## Written request
Copy each line of the listing below exactly.

* START Entries provided *

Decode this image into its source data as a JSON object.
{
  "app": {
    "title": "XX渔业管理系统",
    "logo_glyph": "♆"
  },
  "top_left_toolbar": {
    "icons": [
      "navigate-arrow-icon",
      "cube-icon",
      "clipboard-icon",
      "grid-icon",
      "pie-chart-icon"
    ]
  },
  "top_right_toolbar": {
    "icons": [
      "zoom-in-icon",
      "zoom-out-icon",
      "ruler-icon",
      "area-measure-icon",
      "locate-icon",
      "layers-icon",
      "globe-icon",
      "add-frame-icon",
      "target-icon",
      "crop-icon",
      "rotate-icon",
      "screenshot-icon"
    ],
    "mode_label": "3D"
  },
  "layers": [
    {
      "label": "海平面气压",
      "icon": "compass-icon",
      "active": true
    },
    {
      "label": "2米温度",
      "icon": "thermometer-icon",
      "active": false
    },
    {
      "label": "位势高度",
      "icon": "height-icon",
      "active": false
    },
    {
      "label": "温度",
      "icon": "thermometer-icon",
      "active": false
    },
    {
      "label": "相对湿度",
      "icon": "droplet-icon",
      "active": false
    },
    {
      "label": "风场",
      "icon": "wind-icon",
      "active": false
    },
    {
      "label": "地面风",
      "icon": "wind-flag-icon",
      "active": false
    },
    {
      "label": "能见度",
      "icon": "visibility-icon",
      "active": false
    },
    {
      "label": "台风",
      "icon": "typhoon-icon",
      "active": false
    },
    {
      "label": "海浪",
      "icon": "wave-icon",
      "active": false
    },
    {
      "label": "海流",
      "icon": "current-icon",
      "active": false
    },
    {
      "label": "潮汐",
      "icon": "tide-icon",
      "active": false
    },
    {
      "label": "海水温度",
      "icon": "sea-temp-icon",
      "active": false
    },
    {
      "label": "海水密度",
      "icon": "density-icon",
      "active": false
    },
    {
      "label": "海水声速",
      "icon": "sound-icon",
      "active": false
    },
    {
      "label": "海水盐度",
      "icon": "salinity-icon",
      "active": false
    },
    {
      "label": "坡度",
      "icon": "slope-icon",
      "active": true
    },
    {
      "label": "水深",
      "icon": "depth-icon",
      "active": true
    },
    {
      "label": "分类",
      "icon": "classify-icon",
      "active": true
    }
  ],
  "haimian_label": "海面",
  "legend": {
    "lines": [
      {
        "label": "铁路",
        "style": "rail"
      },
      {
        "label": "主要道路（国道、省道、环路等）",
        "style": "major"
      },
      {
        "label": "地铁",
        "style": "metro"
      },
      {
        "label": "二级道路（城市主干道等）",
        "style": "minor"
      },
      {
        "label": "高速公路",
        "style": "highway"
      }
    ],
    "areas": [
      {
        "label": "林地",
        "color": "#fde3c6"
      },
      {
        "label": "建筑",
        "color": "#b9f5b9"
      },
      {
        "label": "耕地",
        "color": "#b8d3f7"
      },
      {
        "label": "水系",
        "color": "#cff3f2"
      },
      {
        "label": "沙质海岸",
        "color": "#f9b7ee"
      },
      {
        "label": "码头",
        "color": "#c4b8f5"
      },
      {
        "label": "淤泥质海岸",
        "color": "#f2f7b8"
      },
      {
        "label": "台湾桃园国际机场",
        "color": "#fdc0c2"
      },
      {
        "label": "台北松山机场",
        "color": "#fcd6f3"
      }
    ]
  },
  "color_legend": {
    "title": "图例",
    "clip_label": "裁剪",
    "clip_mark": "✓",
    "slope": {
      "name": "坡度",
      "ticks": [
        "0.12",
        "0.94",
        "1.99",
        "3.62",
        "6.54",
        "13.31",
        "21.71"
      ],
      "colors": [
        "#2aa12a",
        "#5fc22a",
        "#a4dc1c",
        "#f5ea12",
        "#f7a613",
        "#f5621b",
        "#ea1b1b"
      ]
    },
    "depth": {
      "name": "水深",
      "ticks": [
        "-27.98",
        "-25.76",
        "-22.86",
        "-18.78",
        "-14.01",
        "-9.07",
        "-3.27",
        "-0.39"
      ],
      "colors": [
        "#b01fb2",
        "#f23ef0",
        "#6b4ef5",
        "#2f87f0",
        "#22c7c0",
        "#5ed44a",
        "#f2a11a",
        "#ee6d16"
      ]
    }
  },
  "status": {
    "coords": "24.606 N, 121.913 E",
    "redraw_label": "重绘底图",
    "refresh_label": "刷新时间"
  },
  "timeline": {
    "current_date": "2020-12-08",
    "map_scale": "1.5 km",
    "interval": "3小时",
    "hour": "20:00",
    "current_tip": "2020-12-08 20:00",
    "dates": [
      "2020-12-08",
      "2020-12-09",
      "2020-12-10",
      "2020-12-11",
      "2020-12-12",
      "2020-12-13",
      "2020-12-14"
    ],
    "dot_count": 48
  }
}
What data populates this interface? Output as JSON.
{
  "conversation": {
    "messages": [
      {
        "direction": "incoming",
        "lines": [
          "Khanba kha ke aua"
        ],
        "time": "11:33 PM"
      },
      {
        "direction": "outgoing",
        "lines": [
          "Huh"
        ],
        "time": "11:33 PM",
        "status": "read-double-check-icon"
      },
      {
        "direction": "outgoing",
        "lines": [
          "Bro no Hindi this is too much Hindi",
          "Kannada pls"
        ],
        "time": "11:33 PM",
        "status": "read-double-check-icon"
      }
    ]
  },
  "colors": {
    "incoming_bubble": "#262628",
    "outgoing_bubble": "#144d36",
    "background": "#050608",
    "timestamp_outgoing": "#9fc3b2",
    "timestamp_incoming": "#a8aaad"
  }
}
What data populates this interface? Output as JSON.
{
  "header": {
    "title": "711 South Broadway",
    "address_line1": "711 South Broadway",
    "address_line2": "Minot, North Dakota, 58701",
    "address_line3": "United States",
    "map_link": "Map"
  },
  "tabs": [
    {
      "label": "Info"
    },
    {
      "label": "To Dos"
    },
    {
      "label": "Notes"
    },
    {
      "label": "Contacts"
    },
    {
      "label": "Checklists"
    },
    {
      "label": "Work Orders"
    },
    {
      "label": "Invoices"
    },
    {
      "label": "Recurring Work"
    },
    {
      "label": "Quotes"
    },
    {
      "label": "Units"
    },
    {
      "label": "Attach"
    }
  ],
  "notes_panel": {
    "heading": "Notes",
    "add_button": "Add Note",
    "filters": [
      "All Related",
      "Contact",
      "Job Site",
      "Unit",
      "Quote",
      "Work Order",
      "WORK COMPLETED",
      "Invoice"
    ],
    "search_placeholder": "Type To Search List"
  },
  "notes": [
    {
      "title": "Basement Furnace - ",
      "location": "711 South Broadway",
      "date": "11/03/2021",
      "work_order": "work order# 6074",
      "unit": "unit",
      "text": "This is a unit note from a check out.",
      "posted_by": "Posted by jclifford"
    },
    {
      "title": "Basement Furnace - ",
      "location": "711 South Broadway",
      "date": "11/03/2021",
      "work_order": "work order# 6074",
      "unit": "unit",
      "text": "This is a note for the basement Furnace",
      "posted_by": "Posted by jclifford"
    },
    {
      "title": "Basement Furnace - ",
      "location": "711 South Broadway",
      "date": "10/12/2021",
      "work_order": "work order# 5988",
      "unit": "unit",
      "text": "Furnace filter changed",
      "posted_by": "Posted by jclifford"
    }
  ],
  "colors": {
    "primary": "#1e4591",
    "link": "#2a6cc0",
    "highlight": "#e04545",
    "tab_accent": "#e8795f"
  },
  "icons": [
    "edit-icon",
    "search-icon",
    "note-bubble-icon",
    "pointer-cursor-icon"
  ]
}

* END Entries provided *

## Solution to this task
Decode this image into its source data as a JSON object.
{
  "app": {
    "title": "XX渔业管理系统",
    "logo_glyph": "♆"
  },
  "top_left_toolbar": {
    "icons": [
      "navigate-arrow-icon",
      "cube-icon",
      "clipboard-icon",
      "grid-icon",
      "pie-chart-icon"
    ]
  },
  "top_right_toolbar": {
    "icons": [
      "zoom-in-icon",
      "zoom-out-icon",
      "ruler-icon",
      "area-measure-icon",
      "locate-icon",
      "layers-icon",
      "globe-icon",
      "add-frame-icon",
      "target-icon",
      "crop-icon",
      "rotate-icon",
      "screenshot-icon"
    ],
    "mode_label": "3D"
  },
  "layers": [
    {
      "label": "海平面气压",
      "icon": "compass-icon",
      "active": true
    },
    {
      "label": "2米温度",
      "icon": "thermometer-icon",
      "active": false
    },
    {
      "label": "位势高度",
      "icon": "height-icon",
      "active": false
    },
    {
      "label": "温度",
      "icon": "thermometer-icon",
      "active": false
    },
    {
      "label": "相对湿度",
      "icon": "droplet-icon",
      "active": false
    },
    {
      "label": "风场",
      "icon": "wind-icon",
      "active": false
    },
    {
      "label": "地面风",
      "icon": "wind-flag-icon",
      "active": false
    },
    {
      "label": "能见度",
      "icon": "visibility-icon",
      "active": false
    },
    {
      "label": "台风",
      "icon": "typhoon-icon",
      "active": false
    },
    {
      "label": "海浪",
      "icon": "wave-icon",
      "active": false
    },
    {
      "label": "海流",
      "icon": "current-icon",
      "active": false
    },
    {
      "label": "潮汐",
      "icon": "tide-icon",
      "active": false
    },
    {
      "label": "海水温度",
      "icon": "sea-temp-icon",
      "active": false
    },
    {
      "label": "海水密度",
      "icon": "density-icon",
      "active": false
    },
    {
      "label": "海水声速",
      "icon": "sound-icon",
      "active": false
    },
    {
      "label": "海水盐度",
      "icon": "salinity-icon",
      "active": false
    },
    {
      "label": "坡度",
      "icon": "slope-icon",
      "active": true
    },
    {
      "label": "水深",
      "icon": "depth-icon",
      "active": true
    },
    {
      "label": "分类",
      "icon": "classify-icon",
      "active": true
    }
  ],
  "haimian_label": "海面",
  "legend": {
    "lines": [
      {
        "label": "铁路",
        "style": "rail"
      },
      {
        "label": "主要道路（国道、省道、环路等）",
        "style": "major"
      },
      {
        "label": "地铁",
        "style": "metro"
      },
      {
        "label": "二级道路（城市主干道等）",
        "style": "minor"
      },
      {
        "label": "高速公路",
        "style": "highway"
      }
    ],
    "areas": [
      {
        "label": "林地",
        "color": "#fde3c6"
      },
      {
        "label": "建筑",
        "color": "#b9f5b9"
      },
      {
        "label": "耕地",
        "color": "#b8d3f7"
      },
      {
        "label": "水系",
        "color": "#cff3f2"
      },
      {
        "label": "沙质海岸",
        "color": "#f9b7ee"
      },
      {
        "label": "码头",
        "color": "#c4b8f5"
      },
      {
        "label": "淤泥质海岸",
        "color": "#f2f7b8"
      },
      {
        "label": "台湾桃园国际机场",
        "color": "#fdc0c2"
      },
      {
        "label": "台北松山机场",
        "color": "#fcd6f3"
      }
    ]
  },
  "color_legend": {
    "title": "图例",
    "clip_label": "裁剪",
    "clip_mark": "✓",
    "slope": {
      "name": "坡度",
      "ticks": [
        "0.12",
        "0.94",
        "1.99",
        "3.62",
        "6.54",
        "13.31",
        "21.71"
      ],
      "colors": [
        "#2aa12a",
        "#5fc22a",
        "#a4dc1c",
        "#f5ea12",
        "#f7a613",
        "#f5621b",
        "#ea1b1b"
      ]
    },
    "depth": {
      "name": "水深",
      "ticks": [
        "-27.98",
        "-25.76",
        "-22.86",
        "-18.78",
        "-14.01",
        "-9.07",
        "-3.27",
        "-0.39"
      ],
      "colors": [
        "#b01fb2",
        "#f23ef0",
        "#6b4ef5",
        "#2f87f0",
        "#22c7c0",
        "#5ed44a",
        "#f2a11a",
        "#ee6d16"
      ]
    }
  },
  "status": {
    "coords": "24.606 N, 121.913 E",
    "redraw_label": "重绘底图",
    "refresh_label": "刷新时间"
  },
  "timeline": {
    "current_date": "2020-12-08",
    "map_scale": "1.5 km",
    "interval": "3小时",
    "hour": "20:00",
    "current_tip": "2020-12-08 20:00",
    "dates": [
      "2020-12-08",
      "2020-12-09",
      "2020-12-10",
      "2020-12-11",
      "2020-12-12",
      "2020-12-13",
      "2020-12-14"
    ],
    "dot_count": 48
  }
}
What data populates this interface? Output as JSON.
{
  "conversation": {
    "messages": [
      {
        "direction": "incoming",
        "lines": [
          "Khanba kha ke aua"
        ],
        "time": "11:33 PM"
      },
      {
        "direction": "outgoing",
        "lines": [
          "Huh"
        ],
        "time": "11:33 PM",
        "status": "read-double-check-icon"
      },
      {
        "direction": "outgoing",
        "lines": [
          "Bro no Hindi this is too much Hindi",
          "Kannada pls"
        ],
        "time": "11:33 PM",
        "status": "read-double-check-icon"
      }
    ]
  },
  "colors": {
    "incoming_bubble": "#262628",
    "outgoing_bubble": "#144d36",
    "background": "#050608",
    "timestamp_outgoing": "#9fc3b2",
    "timestamp_incoming": "#a8aaad"
  }
}
What data populates this interface? Output as JSON.
{
  "header": {
    "title": "711 South Broadway",
    "address_line1": "711 South Broadway",
    "address_line2": "Minot, North Dakota, 58701",
    "address_line3": "United States",
    "map_link": "Map"
  },
  "tabs": [
    {
      "label": "Info"
    },
    {
      "label": "To Dos"
    },
    {
      "label": "Notes"
    },
    {
      "label": "Contacts"
    },
    {
      "label": "Checklists"
    },
    {
      "label": "Work Orders"
    },
    {
      "label": "Invoices"
    },
    {
      "label": "Recurring Work"
    },
    {
      "label": "Quotes"
    },
    {
      "label": "Units"
    },
    {
      "label": "Attach"
    }
  ],
  "notes_panel": {
    "heading": "Notes",
    "add_button": "Add Note",
    "filters": [
      "All Related",
      "Contact",
      "Job Site",
      "Unit",
      "Quote",
      "Work Order",
      "WORK COMPLETED",
      "Invoice"
    ],
    "search_placeholder": "Type To Search List"
  },
  "notes": [
    {
      "title": "Basement Furnace - ",
      "location": "711 South Broadway",
      "date": "11/03/2021",
      "work_order": "work order# 6074",
      "unit": "unit",
      "text": "This is a unit note from a check out.",
      "posted_by": "Posted by jclifford"
    },
    {
      "title": "Basement Furnace - ",
      "location": "711 South Broadway",
      "date": "11/03/2021",
      "work_order": "work order# 6074",
      "unit": "unit",
      "text": "This is a note for the basement Furnace",
      "posted_by": "Posted by jclifford"
    },
    {
      "title": "Basement Furnace - ",
      "location": "711 South Broadway",
      "date": "10/12/2021",
      "work_order": "work order# 5988",
      "unit": "unit",
      "text": "Furnace filter changed",
      "posted_by": "Posted by jclifford"
    }
  ],
  "colors": {
    "primary": "#1e4591",
    "link": "#2a6cc0",
    "highlight": "#e04545",
    "tab_accent": "#e8795f"
  },
  "icons": [
    "edit-icon",
    "search-icon",
    "note-bubble-icon",
    "pointer-cursor-icon"
  ]
}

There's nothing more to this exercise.